Cuestiones de oficio:

Posición frente a la lengua

por Mauricio Koch

Hace unos años, me sorprendí al enterarme que para ciertas personas merienda es una palabra proscrita. Tal vez parezca excesivo dicho así, pero en efecto fue lo que me comentó la periodista amiga que me puso al tanto: me dijo que está fuera de su vocabulario, que en su casa jamás la usan, e incluso, sus amigos suelen burlarse de la gente que la emplea. Mi conocimiento del mundo es tan acotado que desconocía por completo que decir merienda –una palabra para mí no sólo habitual sino tan cargada de sonoridad y sentido–, en ciertos estratos sociales denota ajenidad y puede ser considerado de mal gusto.
■ ■ ■ ■ ■
En qué consiste
Transcribe del fragmento, sin cambiar nada, el tramo que va de "Hace unos años, me" hasta "de mal gusto.".

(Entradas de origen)
■ ■ ■ ■ ■
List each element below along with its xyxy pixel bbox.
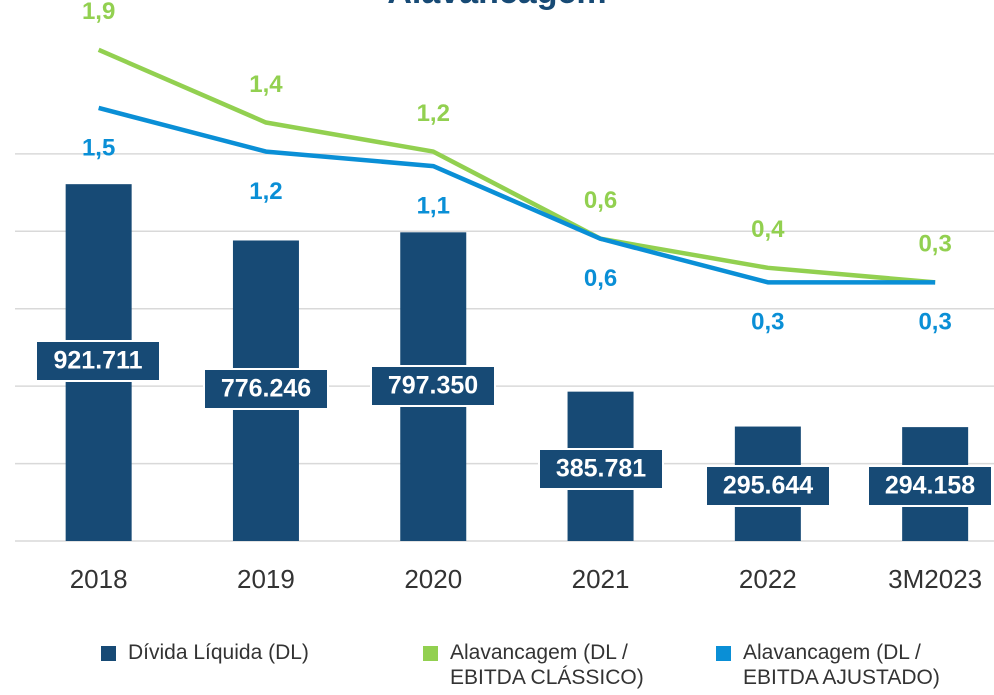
data-label: 0,3: [918, 309, 951, 336]
x-tick-label: 2022: [739, 564, 797, 594]
data-label-text: 385.781: [556, 455, 646, 483]
data-label: 776.246: [203, 368, 329, 410]
x-tick-label: 2020: [404, 564, 462, 594]
data-label: 295.644: [705, 465, 831, 507]
legend-item: Alavancagem (DL / EBITDA CLÁSSICO): [423, 640, 683, 690]
data-label: 1,2: [417, 100, 450, 127]
data-label: 1,1: [417, 192, 450, 219]
data-label-box: [370, 365, 496, 407]
data-label-text: 921.711: [54, 347, 143, 375]
legend-item: Alavancagem (DL / EBITDA AJUSTADO): [716, 640, 986, 690]
data-label-box: [705, 465, 831, 507]
x-tick-label: 2019: [237, 564, 295, 594]
line: [97, 47, 936, 285]
x-tick-label: 2021: [572, 564, 630, 594]
chart: Alavancagem 2018 2019 2020 2021 2022 3M2023 92…: [15, 0, 994, 594]
legend-swatch: [716, 646, 731, 661]
data-label-box: [538, 448, 664, 490]
data-label-text: 294.158: [885, 472, 975, 500]
data-label-text: 776.246: [221, 375, 311, 403]
data-label: 0,6: [584, 187, 617, 214]
legend-swatch: [101, 646, 116, 661]
data-label: 385.781: [538, 448, 664, 490]
legend-label: Dívida Líquida (DL): [128, 641, 309, 664]
x-tick-label: 3M2023: [888, 564, 982, 594]
chart-title: Alavancagem: [387, 0, 606, 11]
data-label-box: [867, 465, 993, 507]
data-label-box: [35, 340, 161, 382]
data-label: 797.350: [370, 365, 496, 407]
data-label: 921.711: [35, 340, 161, 382]
data-label: 1,5: [82, 134, 115, 161]
data-label-text: 797.350: [388, 372, 478, 400]
data-label: 294.158: [867, 465, 993, 507]
x-tick-label: 2018: [70, 564, 128, 594]
data-label: 0,4: [751, 216, 785, 243]
data-label: 0,3: [751, 309, 784, 336]
legend-label: Alavancagem (DL / EBITDA AJUSTADO): [743, 641, 940, 689]
data-label: 1,9: [82, 0, 115, 25]
data-label: 1,4: [249, 71, 283, 98]
legend-label: Alavancagem (DL / EBITDA CLÁSSICO): [450, 641, 644, 689]
legend-swatch: [423, 646, 438, 661]
data-label: 0,3: [918, 231, 951, 258]
data-label-box: [203, 368, 329, 410]
data-label: 0,6: [584, 265, 617, 292]
data-label-text: 295.644: [723, 472, 813, 500]
data-label: 1,2: [249, 178, 282, 205]
line: [98, 105, 936, 285]
legend-item: Dívida Líquida (DL): [101, 640, 361, 665]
■ ■ ■ ■ ■
Respuesta escrita
Hace unos años, me sorprendí al enterarme que para ciertas personas merienda es una palabra proscrita. Tal vez parezca excesivo dicho así, pero en efecto fue lo que me comentó la periodista amiga que me puso al tanto: me dijo que está fuera de su vocabulario, que en su casa jamás la usan, e incluso, sus amigos suelen burlarse de la gente que la emplea. Mi conocimiento del mundo es tan acotado que desconocía por completo que decir merienda –una palabra para mí no sólo habitual sino tan cargada de sonoridad y sentido–, en ciertos estratos sociales denota ajenidad y puede ser considerado de mal gusto.